◆ Records contained in a dataset ◆
*****
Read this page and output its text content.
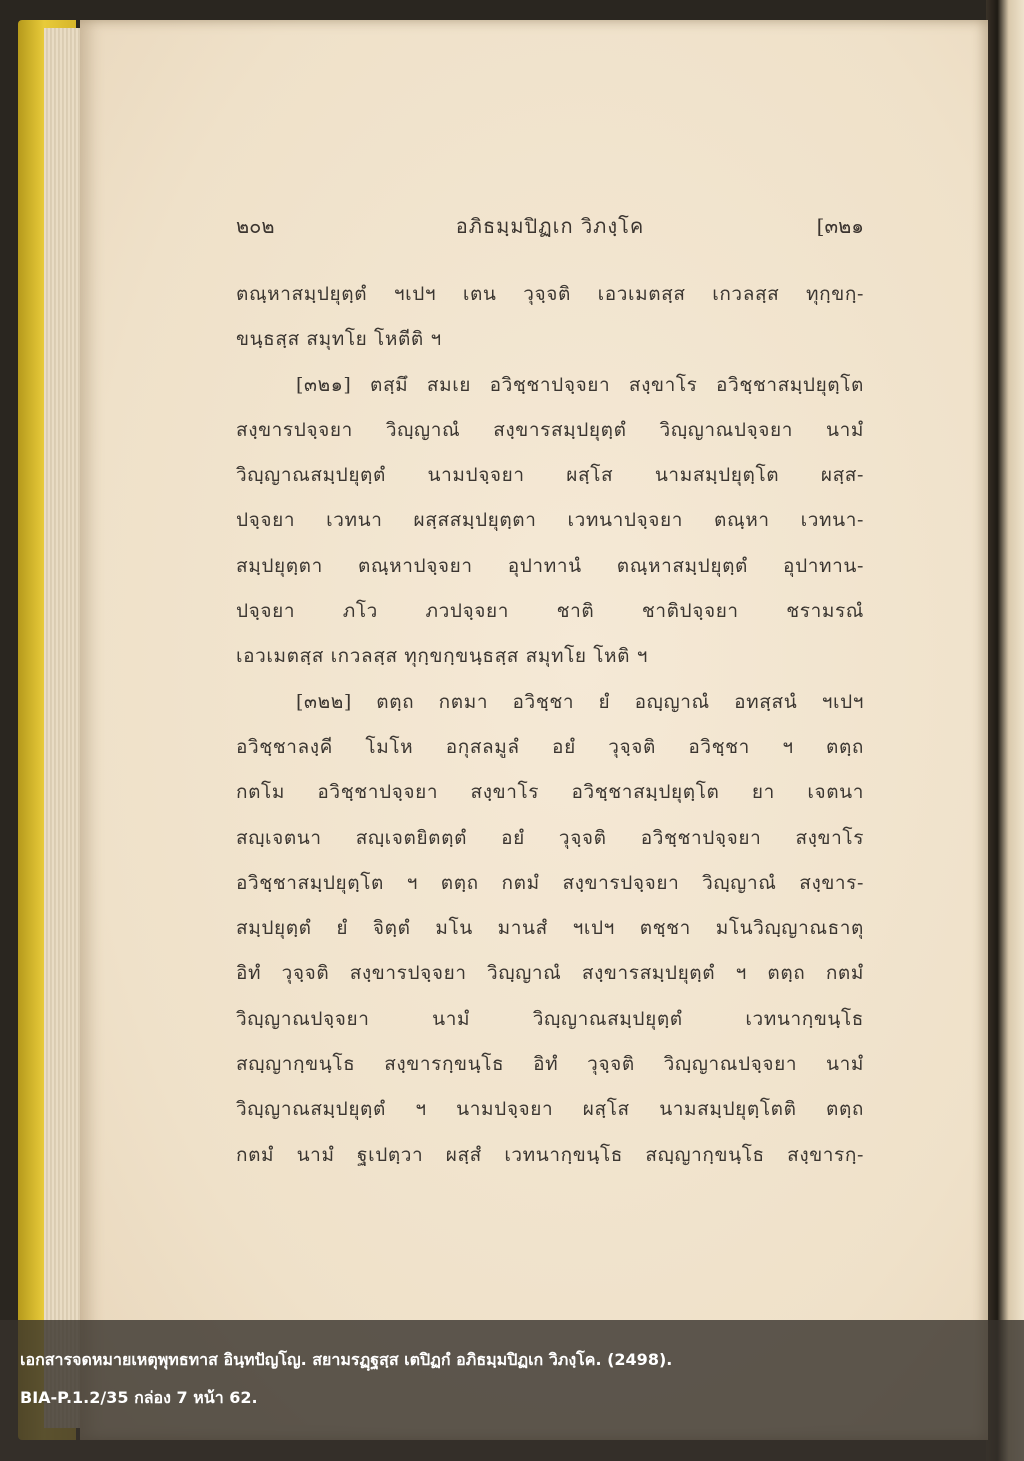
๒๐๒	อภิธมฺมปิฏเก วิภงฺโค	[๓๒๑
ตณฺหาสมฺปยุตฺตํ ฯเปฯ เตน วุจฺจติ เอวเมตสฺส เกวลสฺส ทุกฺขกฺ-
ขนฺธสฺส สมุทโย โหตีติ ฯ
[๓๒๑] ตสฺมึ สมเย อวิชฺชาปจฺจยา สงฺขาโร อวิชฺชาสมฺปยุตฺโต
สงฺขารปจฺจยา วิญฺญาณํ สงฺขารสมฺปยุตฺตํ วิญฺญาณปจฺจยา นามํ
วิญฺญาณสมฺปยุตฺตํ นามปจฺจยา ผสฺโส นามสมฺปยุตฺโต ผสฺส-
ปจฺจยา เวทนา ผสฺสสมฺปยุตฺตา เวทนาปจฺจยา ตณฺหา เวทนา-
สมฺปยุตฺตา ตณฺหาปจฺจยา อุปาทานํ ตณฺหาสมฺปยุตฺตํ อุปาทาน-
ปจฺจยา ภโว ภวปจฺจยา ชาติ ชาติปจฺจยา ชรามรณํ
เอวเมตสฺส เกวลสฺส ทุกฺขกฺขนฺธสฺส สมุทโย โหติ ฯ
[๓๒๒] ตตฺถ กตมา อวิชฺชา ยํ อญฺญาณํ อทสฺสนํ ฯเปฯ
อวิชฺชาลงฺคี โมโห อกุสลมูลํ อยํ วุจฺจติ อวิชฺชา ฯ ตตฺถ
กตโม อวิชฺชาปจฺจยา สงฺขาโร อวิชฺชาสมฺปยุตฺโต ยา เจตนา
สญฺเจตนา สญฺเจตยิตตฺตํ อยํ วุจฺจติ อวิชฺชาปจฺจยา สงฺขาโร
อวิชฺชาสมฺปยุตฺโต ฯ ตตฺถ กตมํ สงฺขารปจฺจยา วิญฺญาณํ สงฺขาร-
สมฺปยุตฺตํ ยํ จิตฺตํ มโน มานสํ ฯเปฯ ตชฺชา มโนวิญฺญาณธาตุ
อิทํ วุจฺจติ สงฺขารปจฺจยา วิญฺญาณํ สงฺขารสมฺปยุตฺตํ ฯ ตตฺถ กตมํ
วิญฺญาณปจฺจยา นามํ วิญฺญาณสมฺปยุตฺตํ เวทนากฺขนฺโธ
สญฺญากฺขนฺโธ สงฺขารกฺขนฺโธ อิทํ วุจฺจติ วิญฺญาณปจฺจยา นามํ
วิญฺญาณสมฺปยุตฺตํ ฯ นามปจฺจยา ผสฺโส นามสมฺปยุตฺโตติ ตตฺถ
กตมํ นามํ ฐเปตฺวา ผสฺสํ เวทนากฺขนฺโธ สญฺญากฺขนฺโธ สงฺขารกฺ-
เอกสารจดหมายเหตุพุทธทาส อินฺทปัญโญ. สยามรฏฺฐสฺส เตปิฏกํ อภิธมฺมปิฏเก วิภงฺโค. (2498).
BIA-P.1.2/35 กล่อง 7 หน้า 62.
*****
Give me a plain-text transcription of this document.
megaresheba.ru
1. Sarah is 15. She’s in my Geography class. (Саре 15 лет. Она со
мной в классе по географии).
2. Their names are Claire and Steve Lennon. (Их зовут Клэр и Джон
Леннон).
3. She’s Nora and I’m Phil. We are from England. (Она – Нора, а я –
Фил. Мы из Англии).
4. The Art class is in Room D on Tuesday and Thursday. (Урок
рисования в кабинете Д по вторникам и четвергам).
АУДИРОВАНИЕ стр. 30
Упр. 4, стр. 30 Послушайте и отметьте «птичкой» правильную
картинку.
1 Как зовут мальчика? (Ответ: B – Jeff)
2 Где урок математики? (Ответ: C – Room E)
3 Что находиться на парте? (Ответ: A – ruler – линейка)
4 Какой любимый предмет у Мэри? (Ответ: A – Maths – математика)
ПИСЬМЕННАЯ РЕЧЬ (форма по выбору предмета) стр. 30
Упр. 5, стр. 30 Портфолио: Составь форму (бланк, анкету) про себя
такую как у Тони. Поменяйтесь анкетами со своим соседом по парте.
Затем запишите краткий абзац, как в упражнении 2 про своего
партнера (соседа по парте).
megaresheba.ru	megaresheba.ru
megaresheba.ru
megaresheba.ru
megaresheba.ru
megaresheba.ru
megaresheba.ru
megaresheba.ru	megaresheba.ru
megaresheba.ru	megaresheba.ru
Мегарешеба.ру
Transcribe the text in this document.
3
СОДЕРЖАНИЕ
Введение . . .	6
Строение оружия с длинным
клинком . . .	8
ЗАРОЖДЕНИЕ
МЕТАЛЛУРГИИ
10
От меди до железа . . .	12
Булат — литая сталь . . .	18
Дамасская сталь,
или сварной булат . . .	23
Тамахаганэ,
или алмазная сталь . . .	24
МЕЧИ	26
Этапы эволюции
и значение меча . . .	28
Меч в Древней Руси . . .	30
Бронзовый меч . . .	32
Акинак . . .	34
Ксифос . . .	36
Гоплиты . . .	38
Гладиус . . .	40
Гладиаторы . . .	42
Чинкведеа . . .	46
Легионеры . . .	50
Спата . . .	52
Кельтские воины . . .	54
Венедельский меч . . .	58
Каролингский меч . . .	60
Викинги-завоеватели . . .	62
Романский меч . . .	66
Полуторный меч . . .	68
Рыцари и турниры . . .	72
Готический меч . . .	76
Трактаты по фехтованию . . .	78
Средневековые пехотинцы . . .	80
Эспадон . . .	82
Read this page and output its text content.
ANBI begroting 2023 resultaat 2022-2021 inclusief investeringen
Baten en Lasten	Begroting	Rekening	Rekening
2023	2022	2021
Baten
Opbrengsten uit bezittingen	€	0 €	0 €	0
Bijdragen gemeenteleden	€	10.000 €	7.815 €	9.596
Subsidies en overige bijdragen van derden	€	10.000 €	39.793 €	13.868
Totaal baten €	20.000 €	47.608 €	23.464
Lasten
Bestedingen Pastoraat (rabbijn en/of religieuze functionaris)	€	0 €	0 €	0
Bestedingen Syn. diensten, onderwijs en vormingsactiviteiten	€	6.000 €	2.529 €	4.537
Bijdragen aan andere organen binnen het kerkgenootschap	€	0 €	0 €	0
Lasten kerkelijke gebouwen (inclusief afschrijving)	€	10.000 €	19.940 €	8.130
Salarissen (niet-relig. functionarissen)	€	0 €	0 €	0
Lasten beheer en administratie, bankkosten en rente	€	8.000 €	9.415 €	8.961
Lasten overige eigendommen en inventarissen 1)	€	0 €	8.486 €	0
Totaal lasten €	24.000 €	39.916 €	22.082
*****
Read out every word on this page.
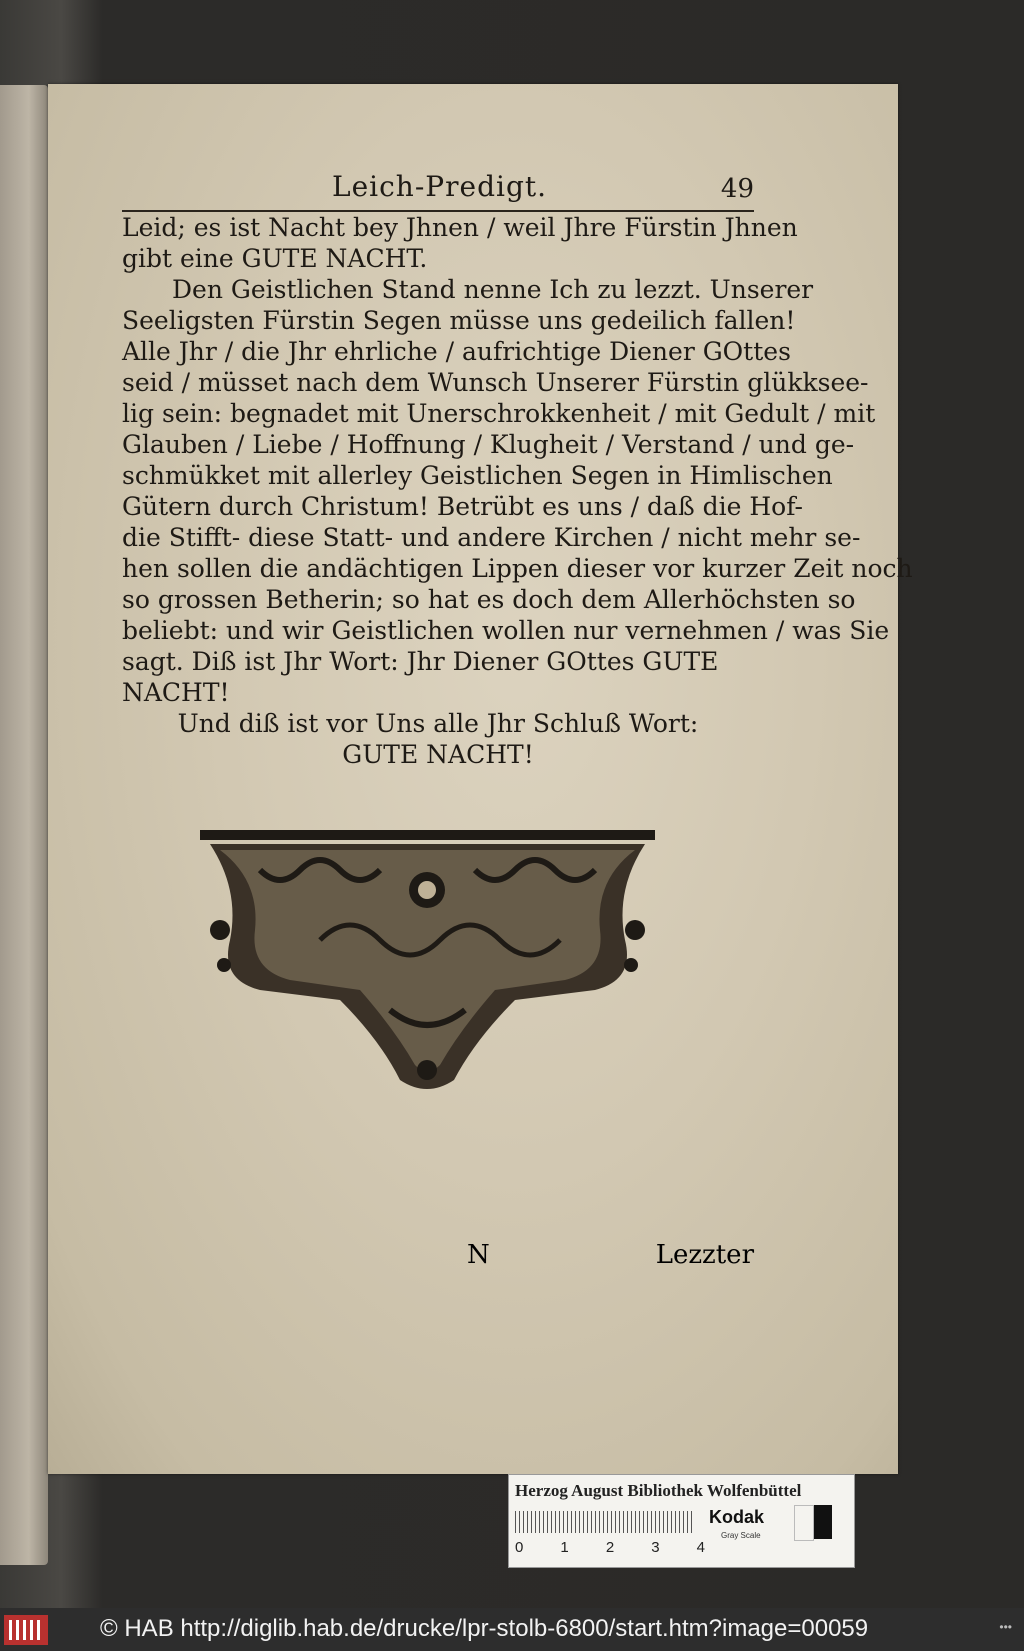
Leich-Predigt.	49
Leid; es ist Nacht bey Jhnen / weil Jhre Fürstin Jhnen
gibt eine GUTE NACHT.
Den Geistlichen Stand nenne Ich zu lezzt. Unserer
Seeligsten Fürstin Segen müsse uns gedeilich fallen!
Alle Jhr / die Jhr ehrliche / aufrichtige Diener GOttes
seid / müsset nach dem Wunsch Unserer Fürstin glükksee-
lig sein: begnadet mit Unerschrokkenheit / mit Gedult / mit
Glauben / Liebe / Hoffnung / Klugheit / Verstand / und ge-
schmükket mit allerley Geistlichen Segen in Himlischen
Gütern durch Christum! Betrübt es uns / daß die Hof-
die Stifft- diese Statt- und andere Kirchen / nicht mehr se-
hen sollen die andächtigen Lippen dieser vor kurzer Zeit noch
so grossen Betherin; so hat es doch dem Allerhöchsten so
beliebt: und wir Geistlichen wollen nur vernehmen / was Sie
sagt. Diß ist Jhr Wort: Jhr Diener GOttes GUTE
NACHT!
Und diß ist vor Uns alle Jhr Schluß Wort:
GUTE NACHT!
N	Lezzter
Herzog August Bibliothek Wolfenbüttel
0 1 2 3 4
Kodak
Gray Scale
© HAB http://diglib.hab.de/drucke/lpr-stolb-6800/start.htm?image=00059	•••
*****
◆ Do this ◆
Each line that holds the string "Unserer" counts once; give the total and nothing else.

◆ Expected answer ◆
2